* TASK BRIEF *
What you return must match the records exactly, line for line.

◆ ◆ ◆

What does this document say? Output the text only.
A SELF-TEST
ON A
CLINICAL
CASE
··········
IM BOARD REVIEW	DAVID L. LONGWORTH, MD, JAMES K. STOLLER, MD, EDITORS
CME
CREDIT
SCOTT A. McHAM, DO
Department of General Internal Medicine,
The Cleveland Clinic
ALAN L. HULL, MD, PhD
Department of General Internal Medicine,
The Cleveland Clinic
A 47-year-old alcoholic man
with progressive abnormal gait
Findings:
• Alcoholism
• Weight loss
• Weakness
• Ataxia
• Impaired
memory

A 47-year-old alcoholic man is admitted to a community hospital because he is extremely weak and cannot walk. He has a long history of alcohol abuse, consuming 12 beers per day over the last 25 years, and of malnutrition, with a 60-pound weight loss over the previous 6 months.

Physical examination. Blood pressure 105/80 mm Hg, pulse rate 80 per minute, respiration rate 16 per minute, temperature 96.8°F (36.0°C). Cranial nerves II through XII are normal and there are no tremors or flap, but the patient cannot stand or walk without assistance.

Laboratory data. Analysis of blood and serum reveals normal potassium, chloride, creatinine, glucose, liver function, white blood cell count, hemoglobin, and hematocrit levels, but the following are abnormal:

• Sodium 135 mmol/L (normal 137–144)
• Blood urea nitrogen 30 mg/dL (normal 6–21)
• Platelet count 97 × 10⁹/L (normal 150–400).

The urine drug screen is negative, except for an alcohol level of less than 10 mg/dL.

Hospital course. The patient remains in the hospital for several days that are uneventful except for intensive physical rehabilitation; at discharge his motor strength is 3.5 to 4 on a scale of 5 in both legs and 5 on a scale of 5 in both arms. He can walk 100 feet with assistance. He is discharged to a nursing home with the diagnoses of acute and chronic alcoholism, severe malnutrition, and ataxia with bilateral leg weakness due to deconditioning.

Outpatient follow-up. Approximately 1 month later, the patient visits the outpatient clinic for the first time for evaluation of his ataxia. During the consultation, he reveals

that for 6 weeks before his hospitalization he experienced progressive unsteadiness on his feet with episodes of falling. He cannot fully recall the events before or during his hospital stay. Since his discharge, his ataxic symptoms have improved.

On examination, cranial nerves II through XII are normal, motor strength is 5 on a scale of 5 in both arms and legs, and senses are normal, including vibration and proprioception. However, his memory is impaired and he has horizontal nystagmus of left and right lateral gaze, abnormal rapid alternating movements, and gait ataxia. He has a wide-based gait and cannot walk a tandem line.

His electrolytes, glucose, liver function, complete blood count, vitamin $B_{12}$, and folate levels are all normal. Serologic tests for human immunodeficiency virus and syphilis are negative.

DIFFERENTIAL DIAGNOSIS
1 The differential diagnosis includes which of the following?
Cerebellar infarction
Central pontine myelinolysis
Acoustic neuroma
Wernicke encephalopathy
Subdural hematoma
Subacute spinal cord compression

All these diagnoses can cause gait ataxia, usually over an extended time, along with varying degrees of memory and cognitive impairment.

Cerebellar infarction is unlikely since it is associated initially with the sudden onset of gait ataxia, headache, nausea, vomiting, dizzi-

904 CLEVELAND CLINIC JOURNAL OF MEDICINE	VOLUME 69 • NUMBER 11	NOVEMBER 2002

◆ ◆ ◆

* WRITTEN SOLUTION *
What does this document say? Output the text only.
A SELF-TEST
ON A
CLINICAL
CASE
··········
IM BOARD REVIEW	DAVID L. LONGWORTH, MD, JAMES K. STOLLER, MD, EDITORS
CME
CREDIT
SCOTT A. McHAM, DO
Department of General Internal Medicine,
The Cleveland Clinic
ALAN L. HULL, MD, PhD
Department of General Internal Medicine,
The Cleveland Clinic
A 47-year-old alcoholic man
with progressive abnormal gait
Findings:
• Alcoholism
• Weight loss
• Weakness
• Ataxia
• Impaired
memory

A 47-year-old alcoholic man is admitted to a community hospital because he is extremely weak and cannot walk. He has a long history of alcohol abuse, consuming 12 beers per day over the last 25 years, and of malnutrition, with a 60-pound weight loss over the previous 6 months.

Physical examination. Blood pressure 105/80 mm Hg, pulse rate 80 per minute, respiration rate 16 per minute, temperature 96.8°F (36.0°C). Cranial nerves II through XII are normal and there are no tremors or flap, but the patient cannot stand or walk without assistance.

Laboratory data. Analysis of blood and serum reveals normal potassium, chloride, creatinine, glucose, liver function, white blood cell count, hemoglobin, and hematocrit levels, but the following are abnormal:

• Sodium 135 mmol/L (normal 137–144)
• Blood urea nitrogen 30 mg/dL (normal 6–21)
• Platelet count 97 × 10⁹/L (normal 150–400).

The urine drug screen is negative, except for an alcohol level of less than 10 mg/dL.

Hospital course. The patient remains in the hospital for several days that are uneventful except for intensive physical rehabilitation; at discharge his motor strength is 3.5 to 4 on a scale of 5 in both legs and 5 on a scale of 5 in both arms. He can walk 100 feet with assistance. He is discharged to a nursing home with the diagnoses of acute and chronic alcoholism, severe malnutrition, and ataxia with bilateral leg weakness due to deconditioning.

Outpatient follow-up. Approximately 1 month later, the patient visits the outpatient clinic for the first time for evaluation of his ataxia. During the consultation, he reveals

that for 6 weeks before his hospitalization he experienced progressive unsteadiness on his feet with episodes of falling. He cannot fully recall the events before or during his hospital stay. Since his discharge, his ataxic symptoms have improved.

On examination, cranial nerves II through XII are normal, motor strength is 5 on a scale of 5 in both arms and legs, and senses are normal, including vibration and proprioception. However, his memory is impaired and he has horizontal nystagmus of left and right lateral gaze, abnormal rapid alternating movements, and gait ataxia. He has a wide-based gait and cannot walk a tandem line.

His electrolytes, glucose, liver function, complete blood count, vitamin $B_{12}$, and folate levels are all normal. Serologic tests for human immunodeficiency virus and syphilis are negative.

DIFFERENTIAL DIAGNOSIS
1 The differential diagnosis includes which of the following?
Cerebellar infarction
Central pontine myelinolysis
Acoustic neuroma
Wernicke encephalopathy
Subdural hematoma
Subacute spinal cord compression

All these diagnoses can cause gait ataxia, usually over an extended time, along with varying degrees of memory and cognitive impairment.

Cerebellar infarction is unlikely since it is associated initially with the sudden onset of gait ataxia, headache, nausea, vomiting, dizzi-

904 CLEVELAND CLINIC JOURNAL OF MEDICINE	VOLUME 69 • NUMBER 11	NOVEMBER 2002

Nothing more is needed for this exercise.